* **DATASET EXCERPTS**
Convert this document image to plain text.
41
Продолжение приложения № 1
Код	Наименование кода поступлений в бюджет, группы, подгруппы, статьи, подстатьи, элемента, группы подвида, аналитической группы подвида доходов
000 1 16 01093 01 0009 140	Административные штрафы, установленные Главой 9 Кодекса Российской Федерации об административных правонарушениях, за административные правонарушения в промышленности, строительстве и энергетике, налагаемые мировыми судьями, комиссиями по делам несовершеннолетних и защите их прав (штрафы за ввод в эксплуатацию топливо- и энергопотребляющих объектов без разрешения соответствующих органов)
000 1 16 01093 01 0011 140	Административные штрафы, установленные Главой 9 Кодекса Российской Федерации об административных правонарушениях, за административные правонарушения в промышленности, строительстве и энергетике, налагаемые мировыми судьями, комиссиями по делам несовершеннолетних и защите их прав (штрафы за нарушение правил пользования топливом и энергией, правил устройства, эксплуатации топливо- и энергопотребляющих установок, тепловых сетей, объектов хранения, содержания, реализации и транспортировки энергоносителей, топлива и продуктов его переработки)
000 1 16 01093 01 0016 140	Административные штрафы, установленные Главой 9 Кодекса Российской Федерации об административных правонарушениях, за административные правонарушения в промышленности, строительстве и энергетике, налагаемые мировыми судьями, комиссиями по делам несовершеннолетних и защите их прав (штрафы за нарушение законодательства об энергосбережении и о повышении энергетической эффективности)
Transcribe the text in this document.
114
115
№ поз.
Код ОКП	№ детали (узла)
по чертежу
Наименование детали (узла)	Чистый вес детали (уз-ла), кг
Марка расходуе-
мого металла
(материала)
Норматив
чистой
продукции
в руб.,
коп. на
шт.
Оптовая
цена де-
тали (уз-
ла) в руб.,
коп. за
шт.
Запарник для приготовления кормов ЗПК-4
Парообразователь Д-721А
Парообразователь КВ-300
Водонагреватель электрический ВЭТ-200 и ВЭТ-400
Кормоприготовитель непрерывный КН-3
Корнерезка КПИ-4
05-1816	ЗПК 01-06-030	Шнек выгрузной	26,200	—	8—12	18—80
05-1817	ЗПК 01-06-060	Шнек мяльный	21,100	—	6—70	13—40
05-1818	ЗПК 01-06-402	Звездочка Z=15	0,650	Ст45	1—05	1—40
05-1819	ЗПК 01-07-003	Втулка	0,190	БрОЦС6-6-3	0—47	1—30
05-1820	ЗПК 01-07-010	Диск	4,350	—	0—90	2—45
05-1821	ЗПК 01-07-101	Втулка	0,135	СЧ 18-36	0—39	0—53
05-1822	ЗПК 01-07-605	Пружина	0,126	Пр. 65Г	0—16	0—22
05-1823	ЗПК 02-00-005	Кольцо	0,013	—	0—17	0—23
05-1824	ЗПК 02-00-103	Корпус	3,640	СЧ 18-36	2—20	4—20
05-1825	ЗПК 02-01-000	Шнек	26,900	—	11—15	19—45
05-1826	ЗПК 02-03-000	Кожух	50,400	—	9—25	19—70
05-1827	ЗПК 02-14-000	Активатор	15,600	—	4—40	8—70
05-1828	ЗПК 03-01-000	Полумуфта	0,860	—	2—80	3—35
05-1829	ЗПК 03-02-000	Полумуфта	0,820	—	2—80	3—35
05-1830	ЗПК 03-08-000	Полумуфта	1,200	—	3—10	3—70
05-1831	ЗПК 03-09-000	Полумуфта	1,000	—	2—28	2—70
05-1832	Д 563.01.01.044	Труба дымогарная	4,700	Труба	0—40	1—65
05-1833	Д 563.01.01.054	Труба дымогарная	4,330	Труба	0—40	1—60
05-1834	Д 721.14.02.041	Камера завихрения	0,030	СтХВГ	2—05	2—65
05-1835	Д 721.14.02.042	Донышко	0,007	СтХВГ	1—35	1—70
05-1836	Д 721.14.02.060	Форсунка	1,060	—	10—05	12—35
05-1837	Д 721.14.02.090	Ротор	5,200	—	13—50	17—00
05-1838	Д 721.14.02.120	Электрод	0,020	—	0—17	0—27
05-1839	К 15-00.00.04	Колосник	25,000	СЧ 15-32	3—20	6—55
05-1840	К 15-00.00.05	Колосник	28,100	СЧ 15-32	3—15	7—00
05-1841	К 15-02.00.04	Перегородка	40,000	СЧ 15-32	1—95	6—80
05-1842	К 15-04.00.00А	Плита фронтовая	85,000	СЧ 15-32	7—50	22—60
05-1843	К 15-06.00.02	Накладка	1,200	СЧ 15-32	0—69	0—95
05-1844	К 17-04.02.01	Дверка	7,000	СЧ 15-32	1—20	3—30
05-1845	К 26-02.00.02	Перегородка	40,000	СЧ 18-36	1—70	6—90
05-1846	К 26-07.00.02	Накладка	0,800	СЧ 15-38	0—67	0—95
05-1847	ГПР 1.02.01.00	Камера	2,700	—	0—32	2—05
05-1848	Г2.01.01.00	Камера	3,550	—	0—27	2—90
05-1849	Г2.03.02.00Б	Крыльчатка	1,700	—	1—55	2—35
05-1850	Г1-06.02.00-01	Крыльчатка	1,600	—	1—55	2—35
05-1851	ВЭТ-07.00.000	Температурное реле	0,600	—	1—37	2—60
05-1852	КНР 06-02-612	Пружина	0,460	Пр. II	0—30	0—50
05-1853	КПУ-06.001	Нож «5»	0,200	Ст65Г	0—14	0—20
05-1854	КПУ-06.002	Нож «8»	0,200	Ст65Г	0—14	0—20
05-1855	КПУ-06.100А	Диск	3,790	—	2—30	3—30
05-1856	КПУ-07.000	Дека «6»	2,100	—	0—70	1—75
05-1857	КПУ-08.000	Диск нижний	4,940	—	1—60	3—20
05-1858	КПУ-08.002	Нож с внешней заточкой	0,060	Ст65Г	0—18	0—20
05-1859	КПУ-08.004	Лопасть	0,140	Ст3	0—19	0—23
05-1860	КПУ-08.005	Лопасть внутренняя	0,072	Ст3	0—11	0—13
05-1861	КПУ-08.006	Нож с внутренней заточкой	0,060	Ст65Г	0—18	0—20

* **REQUEST**
The lines above should be duplicated exactly.

* **SOLUTION FOR THIS PROBLEM**
Convert this document image to plain text.
41
Продолжение приложения № 1
Код	Наименование кода поступлений в бюджет, группы, подгруппы, статьи, подстатьи, элемента, группы подвида, аналитической группы подвида доходов
000 1 16 01093 01 0009 140	Административные штрафы, установленные Главой 9 Кодекса Российской Федерации об административных правонарушениях, за административные правонарушения в промышленности, строительстве и энергетике, налагаемые мировыми судьями, комиссиями по делам несовершеннолетних и защите их прав (штрафы за ввод в эксплуатацию топливо- и энергопотребляющих объектов без разрешения соответствующих органов)
000 1 16 01093 01 0011 140	Административные штрафы, установленные Главой 9 Кодекса Российской Федерации об административных правонарушениях, за административные правонарушения в промышленности, строительстве и энергетике, налагаемые мировыми судьями, комиссиями по делам несовершеннолетних и защите их прав (штрафы за нарушение правил пользования топливом и энергией, правил устройства, эксплуатации топливо- и энергопотребляющих установок, тепловых сетей, объектов хранения, содержания, реализации и транспортировки энергоносителей, топлива и продуктов его переработки)
000 1 16 01093 01 0016 140	Административные штрафы, установленные Главой 9 Кодекса Российской Федерации об административных правонарушениях, за административные правонарушения в промышленности, строительстве и энергетике, налагаемые мировыми судьями, комиссиями по делам несовершеннолетних и защите их прав (штрафы за нарушение законодательства об энергосбережении и о повышении энергетической эффективности)
Transcribe the text in this document.
114
115
№ поз.
Код ОКП	№ детали (узла)
по чертежу
Наименование детали (узла)	Чистый вес детали (уз-ла), кг
Марка расходуе-
мого металла
(материала)
Норматив
чистой
продукции
в руб.,
коп. на
шт.
Оптовая
цена де-
тали (уз-
ла) в руб.,
коп. за
шт.
Запарник для приготовления кормов ЗПК-4
Парообразователь Д-721А
Парообразователь КВ-300
Водонагреватель электрический ВЭТ-200 и ВЭТ-400
Кормоприготовитель непрерывный КН-3
Корнерезка КПИ-4
05-1816	ЗПК 01-06-030	Шнек выгрузной	26,200	—	8—12	18—80
05-1817	ЗПК 01-06-060	Шнек мяльный	21,100	—	6—70	13—40
05-1818	ЗПК 01-06-402	Звездочка Z=15	0,650	Ст45	1—05	1—40
05-1819	ЗПК 01-07-003	Втулка	0,190	БрОЦС6-6-3	0—47	1—30
05-1820	ЗПК 01-07-010	Диск	4,350	—	0—90	2—45
05-1821	ЗПК 01-07-101	Втулка	0,135	СЧ 18-36	0—39	0—53
05-1822	ЗПК 01-07-605	Пружина	0,126	Пр. 65Г	0—16	0—22
05-1823	ЗПК 02-00-005	Кольцо	0,013	—	0—17	0—23
05-1824	ЗПК 02-00-103	Корпус	3,640	СЧ 18-36	2—20	4—20
05-1825	ЗПК 02-01-000	Шнек	26,900	—	11—15	19—45
05-1826	ЗПК 02-03-000	Кожух	50,400	—	9—25	19—70
05-1827	ЗПК 02-14-000	Активатор	15,600	—	4—40	8—70
05-1828	ЗПК 03-01-000	Полумуфта	0,860	—	2—80	3—35
05-1829	ЗПК 03-02-000	Полумуфта	0,820	—	2—80	3—35
05-1830	ЗПК 03-08-000	Полумуфта	1,200	—	3—10	3—70
05-1831	ЗПК 03-09-000	Полумуфта	1,000	—	2—28	2—70
05-1832	Д 563.01.01.044	Труба дымогарная	4,700	Труба	0—40	1—65
05-1833	Д 563.01.01.054	Труба дымогарная	4,330	Труба	0—40	1—60
05-1834	Д 721.14.02.041	Камера завихрения	0,030	СтХВГ	2—05	2—65
05-1835	Д 721.14.02.042	Донышко	0,007	СтХВГ	1—35	1—70
05-1836	Д 721.14.02.060	Форсунка	1,060	—	10—05	12—35
05-1837	Д 721.14.02.090	Ротор	5,200	—	13—50	17—00
05-1838	Д 721.14.02.120	Электрод	0,020	—	0—17	0—27
05-1839	К 15-00.00.04	Колосник	25,000	СЧ 15-32	3—20	6—55
05-1840	К 15-00.00.05	Колосник	28,100	СЧ 15-32	3—15	7—00
05-1841	К 15-02.00.04	Перегородка	40,000	СЧ 15-32	1—95	6—80
05-1842	К 15-04.00.00А	Плита фронтовая	85,000	СЧ 15-32	7—50	22—60
05-1843	К 15-06.00.02	Накладка	1,200	СЧ 15-32	0—69	0—95
05-1844	К 17-04.02.01	Дверка	7,000	СЧ 15-32	1—20	3—30
05-1845	К 26-02.00.02	Перегородка	40,000	СЧ 18-36	1—70	6—90
05-1846	К 26-07.00.02	Накладка	0,800	СЧ 15-38	0—67	0—95
05-1847	ГПР 1.02.01.00	Камера	2,700	—	0—32	2—05
05-1848	Г2.01.01.00	Камера	3,550	—	0—27	2—90
05-1849	Г2.03.02.00Б	Крыльчатка	1,700	—	1—55	2—35
05-1850	Г1-06.02.00-01	Крыльчатка	1,600	—	1—55	2—35
05-1851	ВЭТ-07.00.000	Температурное реле	0,600	—	1—37	2—60
05-1852	КНР 06-02-612	Пружина	0,460	Пр. II	0—30	0—50
05-1853	КПУ-06.001	Нож «5»	0,200	Ст65Г	0—14	0—20
05-1854	КПУ-06.002	Нож «8»	0,200	Ст65Г	0—14	0—20
05-1855	КПУ-06.100А	Диск	3,790	—	2—30	3—30
05-1856	КПУ-07.000	Дека «6»	2,100	—	0—70	1—75
05-1857	КПУ-08.000	Диск нижний	4,940	—	1—60	3—20
05-1858	КПУ-08.002	Нож с внешней заточкой	0,060	Ст65Г	0—18	0—20
05-1859	КПУ-08.004	Лопасть	0,140	Ст3	0—19	0—23
05-1860	КПУ-08.005	Лопасть внутренняя	0,072	Ст3	0—11	0—13
05-1861	КПУ-08.006	Нож с внутренней заточкой	0,060	Ст65Г	0—18	0—20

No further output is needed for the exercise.